OBJECTIVE: Report back each line of the records that contains the string "darah".

EXTRACTED MATERIAL:

>> Begin

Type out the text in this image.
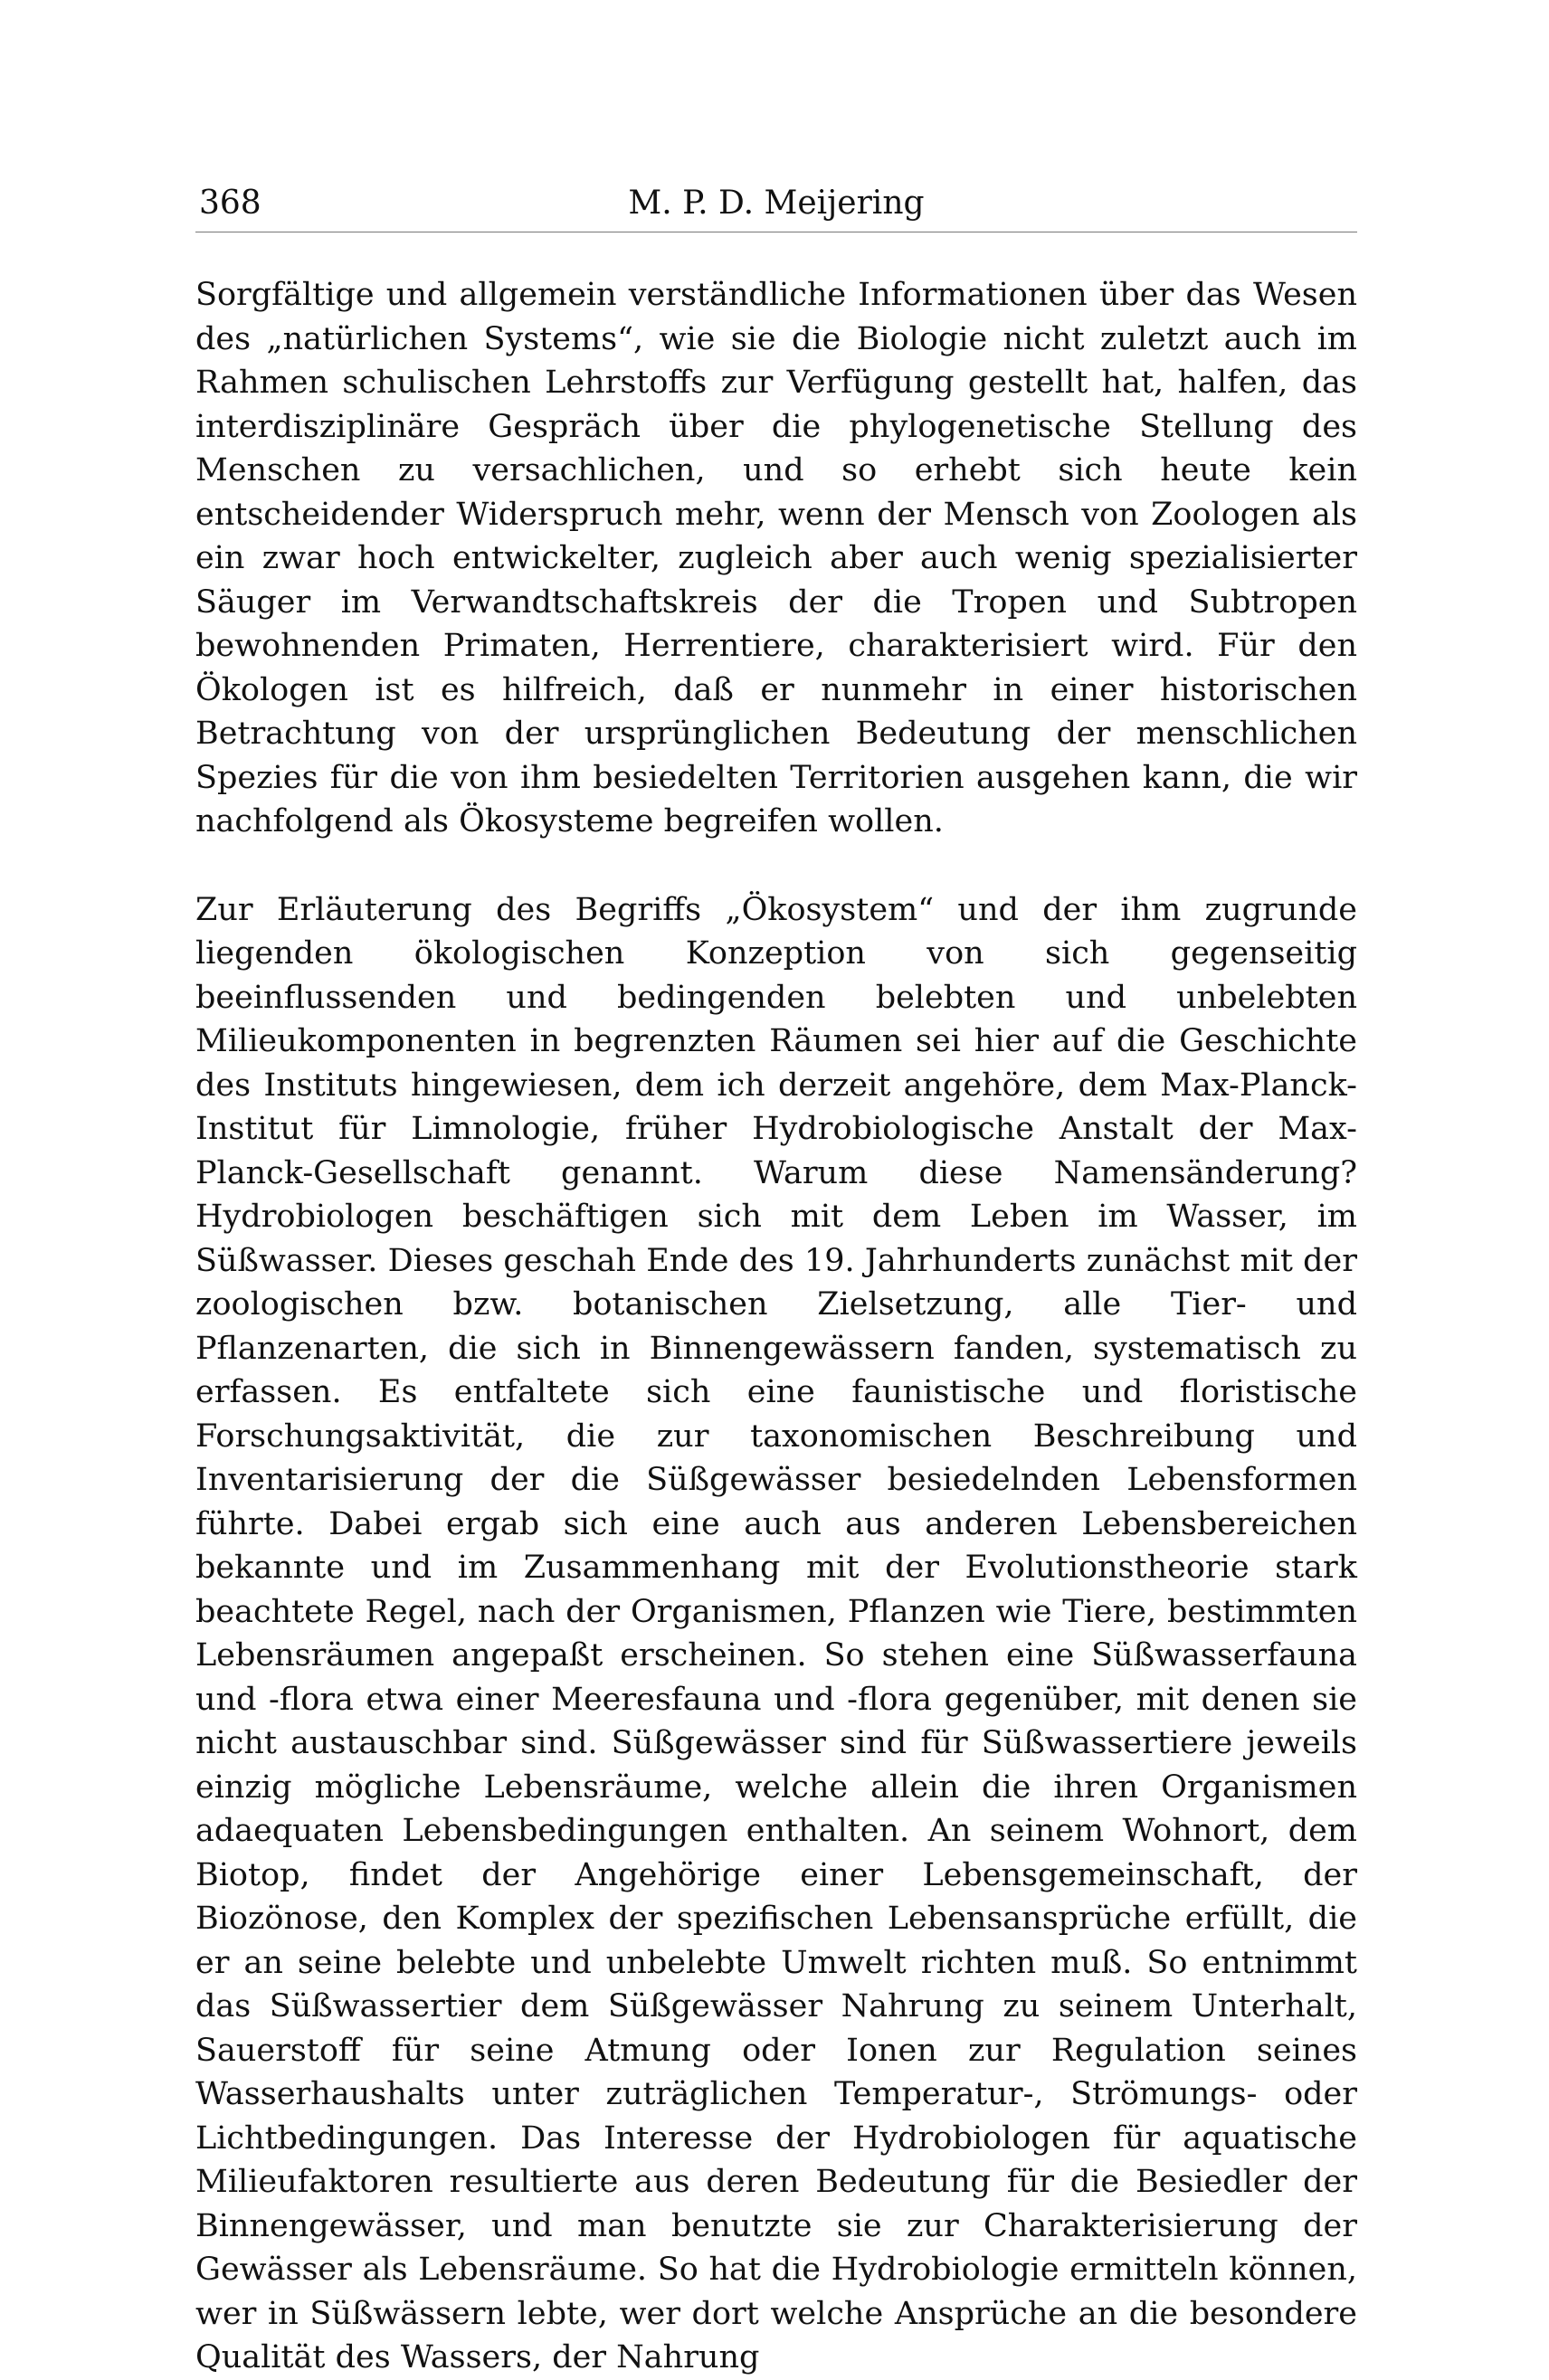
368	M. P. D. Meijering

Sorgfältige und allgemein verständliche Informationen über das Wesen des „natürlichen Systems“, wie sie die Biologie nicht zuletzt auch im Rahmen schulischen Lehrstoffs zur Verfügung gestellt hat, halfen, das interdisziplinäre Gespräch über die phylogenetische Stellung des Menschen zu versachlichen, und so erhebt sich heute kein entscheidender Widerspruch mehr, wenn der Mensch von Zoologen als ein zwar hoch entwickelter, zugleich aber auch wenig spezialisierter Säuger im Verwandtschaftskreis der die Tropen und Subtropen bewohnenden Primaten, Herrentiere, charakterisiert wird. Für den Ökologen ist es hilfreich, daß er nunmehr in einer historischen Betrachtung von der ursprünglichen Bedeutung der menschlichen Spezies für die von ihm besiedelten Territorien ausgehen kann, die wir nachfolgend als Ökosysteme begreifen wollen.

Zur Erläuterung des Begriffs „Ökosystem“ und der ihm zugrunde liegenden ökologischen Konzeption von sich gegenseitig beeinflussenden und bedingenden belebten und unbelebten Milieukomponenten in begrenzten Räumen sei hier auf die Geschichte des Instituts hingewiesen, dem ich derzeit angehöre, dem Max-Planck-Institut für Limnologie, früher Hydrobiologische Anstalt der Max-Planck-Gesellschaft genannt. Warum diese Namensänderung? Hydrobiologen beschäftigen sich mit dem Leben im Wasser, im Süßwasser. Dieses geschah Ende des 19. Jahrhunderts zunächst mit der zoologischen bzw. botanischen Zielsetzung, alle Tier- und Pflanzenarten, die sich in Binnengewässern fanden, systematisch zu erfassen. Es entfaltete sich eine faunistische und floristische Forschungsaktivität, die zur taxonomischen Beschreibung und Inventarisierung der die Süßgewässer besiedelnden Lebensformen führte. Dabei ergab sich eine auch aus anderen Lebensbereichen bekannte und im Zusammenhang mit der Evolutionstheorie stark beachtete Regel, nach der Organismen, Pflanzen wie Tiere, bestimmten Lebensräumen angepaßt erscheinen. So stehen eine Süßwasserfauna und -flora etwa einer Meeresfauna und -flora gegenüber, mit denen sie nicht austauschbar sind. Süßgewässer sind für Süßwassertiere jeweils einzig mögliche Lebensräume, welche allein die ihren Organismen adaequaten Lebensbedingungen enthalten. An seinem Wohnort, dem Biotop, findet der Angehörige einer Lebensgemeinschaft, der Biozönose, den Komplex der spezifischen Lebensansprüche erfüllt, die er an seine belebte und unbelebte Umwelt richten muß. So entnimmt das Süßwassertier dem Süßgewässer Nahrung zu seinem Unterhalt, Sauerstoff für seine Atmung oder Ionen zur Regulation seines Wasserhaushalts unter zuträglichen Temperatur-, Strömungs- oder Lichtbedingungen. Das Interesse der Hydrobiologen für aquatische Milieufaktoren resultierte aus deren Bedeutung für die Besiedler der Binnengewässer, und man benutzte sie zur Charakterisierung der Gewässer als Lebensräume. So hat die Hydrobiologie ermitteln können, wer in Süßwässern lebte, wer dort welche Ansprüche an die besondere Qualität des Wassers, der Nahrung
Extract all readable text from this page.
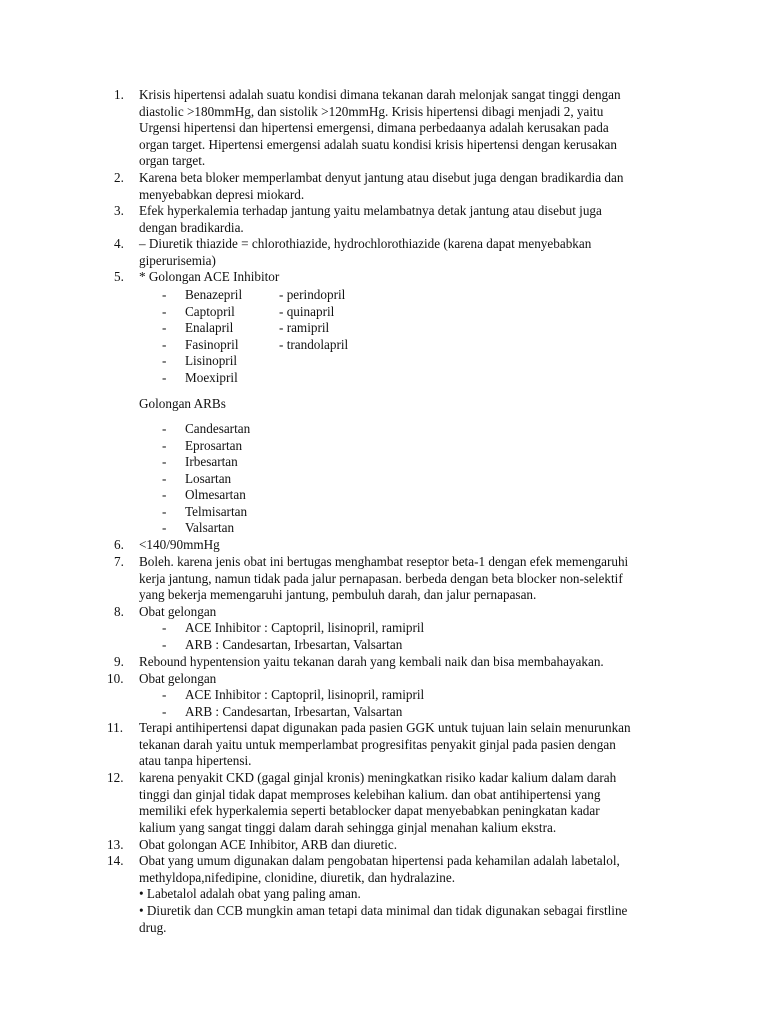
1. Krisis hipertensi adalah suatu kondisi dimana tekanan darah melonjak sangat tinggi dengan
diastolic >180mmHg, dan sistolik >120mmHg. Krisis hipertensi dibagi menjadi 2, yaitu
Urgensi hipertensi dan hipertensi emergensi, dimana perbedaanya adalah kerusakan pada
organ target. Hipertensi emergensi adalah suatu kondisi krisis hipertensi dengan kerusakan
organ target.
2. Karena beta bloker memperlambat denyut jantung atau disebut juga dengan bradikardia dan
menyebabkan depresi miokard.
3. Efek hyperkalemia terhadap jantung yaitu melambatnya detak jantung atau disebut juga
dengan bradikardia.
4. – Diuretik thiazide = chlorothiazide, hydrochlorothiazide (karena dapat menyebabkan
giperurisemia)
5. * Golongan ACE Inhibitor
- Benazepril	- perindopril
- Captopril	- quinapril
- Enalapril	- ramipril
- Fasinopril	- trandolapril
- Lisinopril
- Moexipril
Golongan ARBs
- Candesartan
- Eprosartan
- Irbesartan
- Losartan
- Olmesartan
- Telmisartan
- Valsartan
6. <140/90mmHg
7. Boleh. karena jenis obat ini bertugas menghambat reseptor beta-1 dengan efek memengaruhi
kerja jantung, namun tidak pada jalur pernapasan. berbeda dengan beta blocker non-selektif
yang bekerja memengaruhi jantung, pembuluh darah, dan jalur pernapasan.
8. Obat gelongan
- ACE Inhibitor : Captopril, lisinopril, ramipril
- ARB : Candesartan, Irbesartan, Valsartan
9. Rebound hypentension yaitu tekanan darah yang kembali naik dan bisa membahayakan.
10. Obat gelongan
- ACE Inhibitor : Captopril, lisinopril, ramipril
- ARB : Candesartan, Irbesartan, Valsartan
11. Terapi antihipertensi dapat digunakan pada pasien GGK untuk tujuan lain selain menurunkan
tekanan darah yaitu untuk memperlambat progresifitas penyakit ginjal pada pasien dengan
atau tanpa hipertensi.
12. karena penyakit CKD (gagal ginjal kronis) meningkatkan risiko kadar kalium dalam darah
tinggi dan ginjal tidak dapat memproses kelebihan kalium. dan obat antihipertensi yang
memiliki efek hyperkalemia seperti betablocker dapat menyebabkan peningkatan kadar
kalium yang sangat tinggi dalam darah sehingga ginjal menahan kalium ekstra.
13. Obat golongan ACE Inhibitor, ARB dan diuretic.
14. Obat yang umum digunakan dalam pengobatan hipertensi pada kehamilan adalah labetalol,
methyldopa,nifedipine, clonidine, diuretik, dan hydralazine.
• Labetalol adalah obat yang paling aman.
• Diuretik dan CCB mungkin aman tetapi data minimal dan tidak digunakan sebagai firstline
drug.
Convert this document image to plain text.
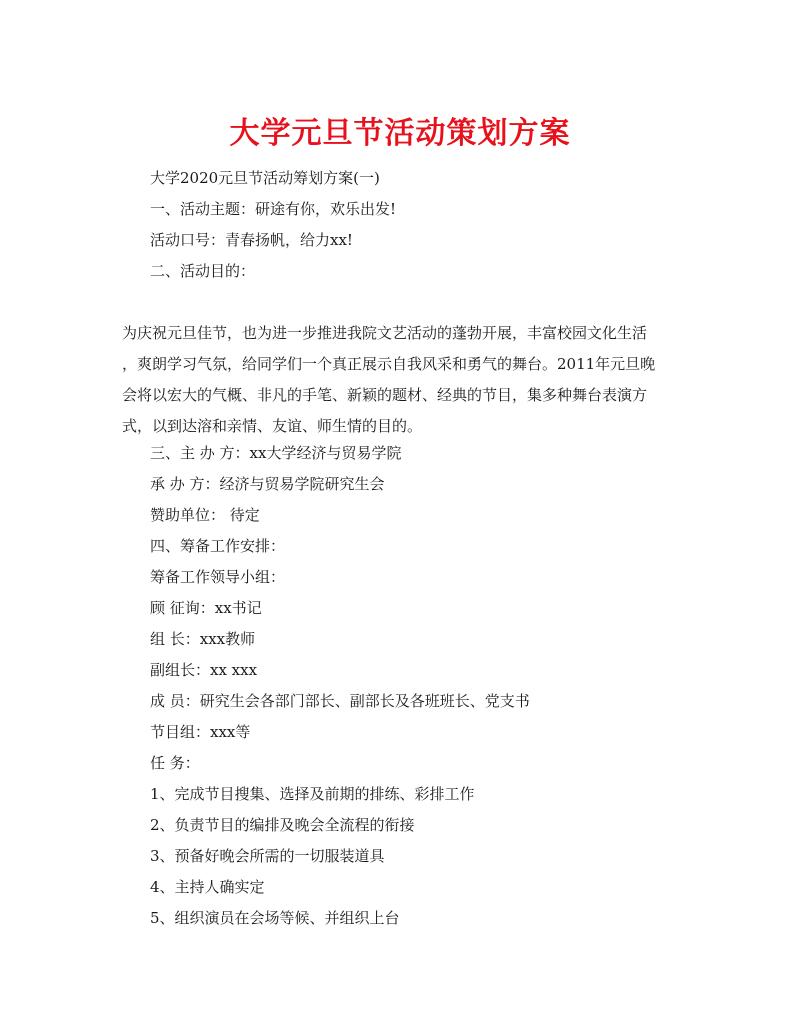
大学元旦节活动策划方案
大学2020元旦节活动筹划方案(一)
一、活动主题：研途有你，欢乐出发!
活动口号：青春扬帆，给力xx!
二、活动目的：
为庆祝元旦佳节，也为进一步推进我院文艺活动的蓬勃开展，丰富校园文化生活
，爽朗学习气氛，给同学们一个真正展示自我风采和勇气的舞台。2011年元旦晚
会将以宏大的气概、非凡的手笔、新颖的题材、经典的节目，集多种舞台表演方
式，以到达溶和亲情、友谊、师生情的目的。
三、主 办 方：xx大学经济与贸易学院
承 办 方：经济与贸易学院研究生会
赞助单位： 待定
四、筹备工作安排：
筹备工作领导小组：
顾 征询：xx书记
组 长：xxx教师
副组长：xx xxx
成 员：研究生会各部门部长、副部长及各班班长、党支书
节目组：xxx等
任 务：
1、完成节目搜集、选择及前期的排练、彩排工作
2、负责节目的编排及晚会全流程的衔接
3、预备好晚会所需的一切服装道具
4、主持人确实定
5、组织演员在会场等候、并组织上台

>> End

FINAL ANSWER:
1. Krisis hipertensi adalah suatu kondisi dimana tekanan darah melonjak sangat tinggi dengan
yang bekerja memengaruhi jantung, pembuluh darah, dan jalur pernapasan.
9. Rebound hypentension yaitu tekanan darah yang kembali naik dan bisa membahayakan.
tekanan darah yaitu untuk memperlambat progresifitas penyakit ginjal pada pasien dengan
12. karena penyakit CKD (gagal ginjal kronis) meningkatkan risiko kadar kalium dalam darah
kalium yang sangat tinggi dalam darah sehingga ginjal menahan kalium ekstra.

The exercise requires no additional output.